(Excerpts from a figure dataset)
>> Begin
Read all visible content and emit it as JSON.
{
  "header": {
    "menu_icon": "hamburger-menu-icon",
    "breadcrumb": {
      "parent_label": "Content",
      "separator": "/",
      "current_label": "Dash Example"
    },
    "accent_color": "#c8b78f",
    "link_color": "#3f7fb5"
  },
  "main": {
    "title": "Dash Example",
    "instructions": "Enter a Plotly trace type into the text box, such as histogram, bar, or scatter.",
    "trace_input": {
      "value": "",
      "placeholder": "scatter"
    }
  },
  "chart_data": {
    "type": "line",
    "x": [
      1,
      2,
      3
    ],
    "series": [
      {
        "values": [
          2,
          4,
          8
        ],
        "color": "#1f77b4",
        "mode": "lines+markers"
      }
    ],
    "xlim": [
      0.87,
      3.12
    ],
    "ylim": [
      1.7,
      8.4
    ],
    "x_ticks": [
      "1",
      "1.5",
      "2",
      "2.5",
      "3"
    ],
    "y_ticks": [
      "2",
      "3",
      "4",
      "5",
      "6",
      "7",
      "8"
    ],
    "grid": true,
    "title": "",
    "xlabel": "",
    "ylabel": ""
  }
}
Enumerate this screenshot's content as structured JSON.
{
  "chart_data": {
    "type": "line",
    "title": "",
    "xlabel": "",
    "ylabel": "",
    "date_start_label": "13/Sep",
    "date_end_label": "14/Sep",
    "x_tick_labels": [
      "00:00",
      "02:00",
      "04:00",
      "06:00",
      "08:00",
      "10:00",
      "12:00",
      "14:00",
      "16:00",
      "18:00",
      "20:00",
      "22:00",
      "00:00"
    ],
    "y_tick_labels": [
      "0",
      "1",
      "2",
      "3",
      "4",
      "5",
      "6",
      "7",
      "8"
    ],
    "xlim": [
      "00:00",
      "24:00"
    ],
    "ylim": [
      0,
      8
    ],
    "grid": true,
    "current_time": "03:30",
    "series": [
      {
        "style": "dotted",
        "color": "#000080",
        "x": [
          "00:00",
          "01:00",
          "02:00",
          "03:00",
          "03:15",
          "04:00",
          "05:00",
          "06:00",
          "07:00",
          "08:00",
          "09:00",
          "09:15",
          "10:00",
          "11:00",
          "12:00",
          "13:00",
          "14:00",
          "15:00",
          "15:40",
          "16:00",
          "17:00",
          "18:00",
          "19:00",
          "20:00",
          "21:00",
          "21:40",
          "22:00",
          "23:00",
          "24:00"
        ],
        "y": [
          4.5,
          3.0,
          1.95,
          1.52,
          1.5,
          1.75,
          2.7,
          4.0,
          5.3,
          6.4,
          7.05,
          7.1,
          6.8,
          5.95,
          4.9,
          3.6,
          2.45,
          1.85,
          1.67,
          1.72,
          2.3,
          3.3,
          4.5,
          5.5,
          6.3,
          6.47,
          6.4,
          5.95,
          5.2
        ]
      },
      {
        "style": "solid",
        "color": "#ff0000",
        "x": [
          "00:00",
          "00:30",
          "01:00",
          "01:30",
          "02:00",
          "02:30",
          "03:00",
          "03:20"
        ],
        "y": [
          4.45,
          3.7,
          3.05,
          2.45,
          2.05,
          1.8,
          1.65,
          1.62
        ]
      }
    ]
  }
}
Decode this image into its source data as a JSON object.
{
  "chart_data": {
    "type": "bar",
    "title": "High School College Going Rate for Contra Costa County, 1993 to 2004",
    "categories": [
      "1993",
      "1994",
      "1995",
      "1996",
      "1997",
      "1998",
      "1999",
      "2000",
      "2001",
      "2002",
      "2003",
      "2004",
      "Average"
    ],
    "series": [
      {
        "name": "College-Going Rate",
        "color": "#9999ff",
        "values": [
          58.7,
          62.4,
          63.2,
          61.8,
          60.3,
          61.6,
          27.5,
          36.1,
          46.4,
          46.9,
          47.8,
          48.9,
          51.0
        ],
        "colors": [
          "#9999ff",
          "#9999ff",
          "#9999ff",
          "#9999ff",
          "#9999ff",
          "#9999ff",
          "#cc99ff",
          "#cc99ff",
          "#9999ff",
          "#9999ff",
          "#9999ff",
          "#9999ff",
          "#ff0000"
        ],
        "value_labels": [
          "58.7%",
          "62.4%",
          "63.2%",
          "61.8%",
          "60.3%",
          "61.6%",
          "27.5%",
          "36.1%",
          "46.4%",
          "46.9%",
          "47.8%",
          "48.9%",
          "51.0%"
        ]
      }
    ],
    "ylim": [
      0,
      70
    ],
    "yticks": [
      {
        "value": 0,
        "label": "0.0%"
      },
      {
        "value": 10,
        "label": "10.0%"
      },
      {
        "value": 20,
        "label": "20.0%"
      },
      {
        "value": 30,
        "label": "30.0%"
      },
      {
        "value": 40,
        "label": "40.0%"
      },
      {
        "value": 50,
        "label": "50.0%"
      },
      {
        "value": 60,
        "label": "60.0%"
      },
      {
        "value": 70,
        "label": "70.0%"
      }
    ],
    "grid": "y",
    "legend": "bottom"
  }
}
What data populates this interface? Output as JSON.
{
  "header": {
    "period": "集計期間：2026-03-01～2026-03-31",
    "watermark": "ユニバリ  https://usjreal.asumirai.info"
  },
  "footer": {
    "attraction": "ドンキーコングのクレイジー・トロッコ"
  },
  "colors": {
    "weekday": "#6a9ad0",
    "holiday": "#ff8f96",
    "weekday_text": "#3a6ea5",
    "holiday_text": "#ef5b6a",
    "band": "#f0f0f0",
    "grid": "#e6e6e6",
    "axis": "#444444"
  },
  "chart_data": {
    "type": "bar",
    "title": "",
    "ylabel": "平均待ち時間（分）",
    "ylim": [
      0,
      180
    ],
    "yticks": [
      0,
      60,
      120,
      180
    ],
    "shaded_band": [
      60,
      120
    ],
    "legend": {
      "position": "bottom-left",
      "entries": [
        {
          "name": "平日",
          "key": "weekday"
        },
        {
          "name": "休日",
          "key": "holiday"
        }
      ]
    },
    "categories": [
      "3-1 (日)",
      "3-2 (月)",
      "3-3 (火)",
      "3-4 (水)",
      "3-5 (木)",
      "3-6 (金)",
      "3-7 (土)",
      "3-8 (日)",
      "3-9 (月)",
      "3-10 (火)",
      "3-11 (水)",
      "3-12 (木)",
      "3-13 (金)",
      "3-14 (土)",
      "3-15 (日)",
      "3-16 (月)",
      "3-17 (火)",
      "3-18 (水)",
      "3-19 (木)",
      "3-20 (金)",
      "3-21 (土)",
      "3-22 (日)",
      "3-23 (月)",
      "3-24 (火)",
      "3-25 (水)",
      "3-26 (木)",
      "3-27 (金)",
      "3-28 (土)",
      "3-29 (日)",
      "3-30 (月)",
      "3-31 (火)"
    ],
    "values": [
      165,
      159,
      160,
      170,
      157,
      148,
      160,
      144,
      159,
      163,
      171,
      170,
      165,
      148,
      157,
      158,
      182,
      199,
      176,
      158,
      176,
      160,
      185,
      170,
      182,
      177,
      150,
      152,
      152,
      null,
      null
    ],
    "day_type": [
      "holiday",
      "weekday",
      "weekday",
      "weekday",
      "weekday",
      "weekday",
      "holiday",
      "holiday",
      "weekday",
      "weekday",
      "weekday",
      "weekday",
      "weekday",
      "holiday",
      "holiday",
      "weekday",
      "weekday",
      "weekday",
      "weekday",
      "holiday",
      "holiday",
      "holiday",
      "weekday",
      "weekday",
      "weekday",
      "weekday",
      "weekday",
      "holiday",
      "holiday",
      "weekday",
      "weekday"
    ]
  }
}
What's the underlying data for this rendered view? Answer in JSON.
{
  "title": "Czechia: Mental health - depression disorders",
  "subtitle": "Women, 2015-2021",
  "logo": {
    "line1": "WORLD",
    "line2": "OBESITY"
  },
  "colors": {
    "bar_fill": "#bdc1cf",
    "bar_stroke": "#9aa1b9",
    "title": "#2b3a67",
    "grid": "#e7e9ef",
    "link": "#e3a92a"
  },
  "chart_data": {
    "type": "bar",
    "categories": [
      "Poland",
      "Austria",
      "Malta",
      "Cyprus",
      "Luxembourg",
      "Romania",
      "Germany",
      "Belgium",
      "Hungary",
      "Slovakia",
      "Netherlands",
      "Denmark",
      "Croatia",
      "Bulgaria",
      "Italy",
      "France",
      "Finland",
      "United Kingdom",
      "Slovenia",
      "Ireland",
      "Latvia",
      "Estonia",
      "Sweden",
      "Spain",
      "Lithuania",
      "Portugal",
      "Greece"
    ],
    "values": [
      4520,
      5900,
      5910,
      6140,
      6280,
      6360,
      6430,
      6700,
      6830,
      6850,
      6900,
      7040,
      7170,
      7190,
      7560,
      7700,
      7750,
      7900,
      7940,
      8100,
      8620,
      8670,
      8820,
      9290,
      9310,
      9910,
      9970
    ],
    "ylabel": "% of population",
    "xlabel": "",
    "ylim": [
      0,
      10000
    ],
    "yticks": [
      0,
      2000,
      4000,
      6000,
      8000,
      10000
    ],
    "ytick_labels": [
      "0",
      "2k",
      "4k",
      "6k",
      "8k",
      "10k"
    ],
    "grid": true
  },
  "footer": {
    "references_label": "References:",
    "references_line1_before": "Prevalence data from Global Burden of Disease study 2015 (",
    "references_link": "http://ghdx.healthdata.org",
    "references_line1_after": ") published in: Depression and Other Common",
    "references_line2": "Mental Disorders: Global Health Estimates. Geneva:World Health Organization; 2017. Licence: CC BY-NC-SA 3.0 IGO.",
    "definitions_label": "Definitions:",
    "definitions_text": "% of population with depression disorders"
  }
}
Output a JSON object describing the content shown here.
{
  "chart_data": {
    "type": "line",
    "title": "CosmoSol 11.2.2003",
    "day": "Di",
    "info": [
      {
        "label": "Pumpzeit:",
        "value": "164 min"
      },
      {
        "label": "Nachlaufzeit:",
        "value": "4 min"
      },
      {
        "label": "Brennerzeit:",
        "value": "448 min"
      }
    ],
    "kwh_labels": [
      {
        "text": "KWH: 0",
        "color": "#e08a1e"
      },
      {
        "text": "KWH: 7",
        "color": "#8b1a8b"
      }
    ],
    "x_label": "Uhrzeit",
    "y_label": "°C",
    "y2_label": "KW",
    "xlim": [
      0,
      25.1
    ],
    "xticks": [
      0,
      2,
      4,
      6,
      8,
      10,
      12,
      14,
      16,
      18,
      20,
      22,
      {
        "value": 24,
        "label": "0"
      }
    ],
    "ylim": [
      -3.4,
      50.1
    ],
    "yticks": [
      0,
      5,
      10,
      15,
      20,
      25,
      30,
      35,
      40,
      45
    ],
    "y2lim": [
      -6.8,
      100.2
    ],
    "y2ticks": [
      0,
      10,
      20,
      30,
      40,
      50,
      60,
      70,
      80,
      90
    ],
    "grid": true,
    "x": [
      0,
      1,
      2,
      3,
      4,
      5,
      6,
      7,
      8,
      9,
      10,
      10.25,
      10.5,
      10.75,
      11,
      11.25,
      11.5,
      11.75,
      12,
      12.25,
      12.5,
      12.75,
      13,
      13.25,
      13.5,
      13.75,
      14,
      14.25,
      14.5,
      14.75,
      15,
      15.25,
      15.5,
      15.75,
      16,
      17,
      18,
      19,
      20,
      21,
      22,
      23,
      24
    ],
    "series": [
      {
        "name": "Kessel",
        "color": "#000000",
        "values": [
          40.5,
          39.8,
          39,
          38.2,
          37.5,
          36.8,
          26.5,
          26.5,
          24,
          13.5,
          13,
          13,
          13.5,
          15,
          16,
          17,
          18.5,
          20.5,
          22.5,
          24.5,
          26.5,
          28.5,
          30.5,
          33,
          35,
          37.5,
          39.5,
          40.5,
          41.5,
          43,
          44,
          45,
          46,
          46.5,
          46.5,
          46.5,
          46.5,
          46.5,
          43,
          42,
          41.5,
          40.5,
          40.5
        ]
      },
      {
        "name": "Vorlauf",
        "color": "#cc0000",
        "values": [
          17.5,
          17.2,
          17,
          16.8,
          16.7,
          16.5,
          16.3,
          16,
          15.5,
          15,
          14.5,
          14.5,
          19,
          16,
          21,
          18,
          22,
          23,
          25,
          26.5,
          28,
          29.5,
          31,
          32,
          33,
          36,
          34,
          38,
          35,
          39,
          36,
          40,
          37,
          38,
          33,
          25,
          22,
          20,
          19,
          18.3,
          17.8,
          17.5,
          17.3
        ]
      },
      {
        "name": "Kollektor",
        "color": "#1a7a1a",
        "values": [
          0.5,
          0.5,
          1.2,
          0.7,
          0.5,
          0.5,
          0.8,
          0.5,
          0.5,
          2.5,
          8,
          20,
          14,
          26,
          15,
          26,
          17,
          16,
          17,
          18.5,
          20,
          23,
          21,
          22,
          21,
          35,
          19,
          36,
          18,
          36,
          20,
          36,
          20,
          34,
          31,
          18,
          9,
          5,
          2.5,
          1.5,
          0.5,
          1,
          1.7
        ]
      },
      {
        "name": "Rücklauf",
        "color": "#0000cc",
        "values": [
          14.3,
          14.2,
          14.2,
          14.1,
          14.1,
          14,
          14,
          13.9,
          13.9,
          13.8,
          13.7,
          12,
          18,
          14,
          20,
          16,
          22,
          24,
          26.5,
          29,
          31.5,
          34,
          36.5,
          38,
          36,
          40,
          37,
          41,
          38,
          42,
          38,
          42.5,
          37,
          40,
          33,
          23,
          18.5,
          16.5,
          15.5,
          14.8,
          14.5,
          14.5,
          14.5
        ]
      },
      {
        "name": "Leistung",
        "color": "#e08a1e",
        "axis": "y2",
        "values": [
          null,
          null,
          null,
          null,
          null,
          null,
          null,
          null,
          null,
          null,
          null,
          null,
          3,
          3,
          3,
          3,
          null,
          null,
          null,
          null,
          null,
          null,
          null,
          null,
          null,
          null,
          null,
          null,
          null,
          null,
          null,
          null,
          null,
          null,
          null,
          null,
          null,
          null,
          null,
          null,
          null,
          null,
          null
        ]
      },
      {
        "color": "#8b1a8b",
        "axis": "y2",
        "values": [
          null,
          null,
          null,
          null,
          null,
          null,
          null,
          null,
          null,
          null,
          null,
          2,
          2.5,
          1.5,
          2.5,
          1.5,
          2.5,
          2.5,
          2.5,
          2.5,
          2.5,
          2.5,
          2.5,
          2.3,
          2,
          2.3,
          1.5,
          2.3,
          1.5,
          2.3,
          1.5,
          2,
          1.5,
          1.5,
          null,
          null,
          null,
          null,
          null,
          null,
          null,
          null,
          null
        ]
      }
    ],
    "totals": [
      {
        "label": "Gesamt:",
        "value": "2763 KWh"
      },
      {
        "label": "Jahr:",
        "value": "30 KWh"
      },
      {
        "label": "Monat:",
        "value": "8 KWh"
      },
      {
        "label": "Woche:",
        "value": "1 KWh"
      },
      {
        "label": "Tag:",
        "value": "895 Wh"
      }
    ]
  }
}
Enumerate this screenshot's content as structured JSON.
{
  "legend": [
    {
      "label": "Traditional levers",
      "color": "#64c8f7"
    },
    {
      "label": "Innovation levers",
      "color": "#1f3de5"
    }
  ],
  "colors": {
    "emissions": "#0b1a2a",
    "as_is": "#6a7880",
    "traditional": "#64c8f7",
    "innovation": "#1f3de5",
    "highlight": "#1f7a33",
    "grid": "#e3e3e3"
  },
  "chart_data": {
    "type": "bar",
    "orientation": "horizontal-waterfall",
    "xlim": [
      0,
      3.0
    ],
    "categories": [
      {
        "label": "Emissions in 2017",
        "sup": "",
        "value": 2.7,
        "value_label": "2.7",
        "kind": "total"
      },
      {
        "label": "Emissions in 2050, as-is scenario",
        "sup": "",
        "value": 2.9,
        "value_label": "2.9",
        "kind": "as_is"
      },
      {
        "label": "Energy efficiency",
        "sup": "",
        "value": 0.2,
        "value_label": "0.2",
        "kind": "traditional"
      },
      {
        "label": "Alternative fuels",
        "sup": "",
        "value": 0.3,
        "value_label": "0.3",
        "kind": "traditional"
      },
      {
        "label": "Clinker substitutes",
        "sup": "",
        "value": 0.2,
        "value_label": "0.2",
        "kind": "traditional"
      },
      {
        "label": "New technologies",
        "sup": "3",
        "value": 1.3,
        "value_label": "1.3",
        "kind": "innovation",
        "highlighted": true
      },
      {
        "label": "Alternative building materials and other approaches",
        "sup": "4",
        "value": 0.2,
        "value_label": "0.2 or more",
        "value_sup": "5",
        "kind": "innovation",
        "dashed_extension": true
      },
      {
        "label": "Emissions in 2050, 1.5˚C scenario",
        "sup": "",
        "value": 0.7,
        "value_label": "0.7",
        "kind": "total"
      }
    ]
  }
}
>> End
# Brief
Pick out the lines containing the string "What".

# Answer in full
What data populates this interface? Output as JSON.
What's the underlying data for this rendered view? Answer in JSON.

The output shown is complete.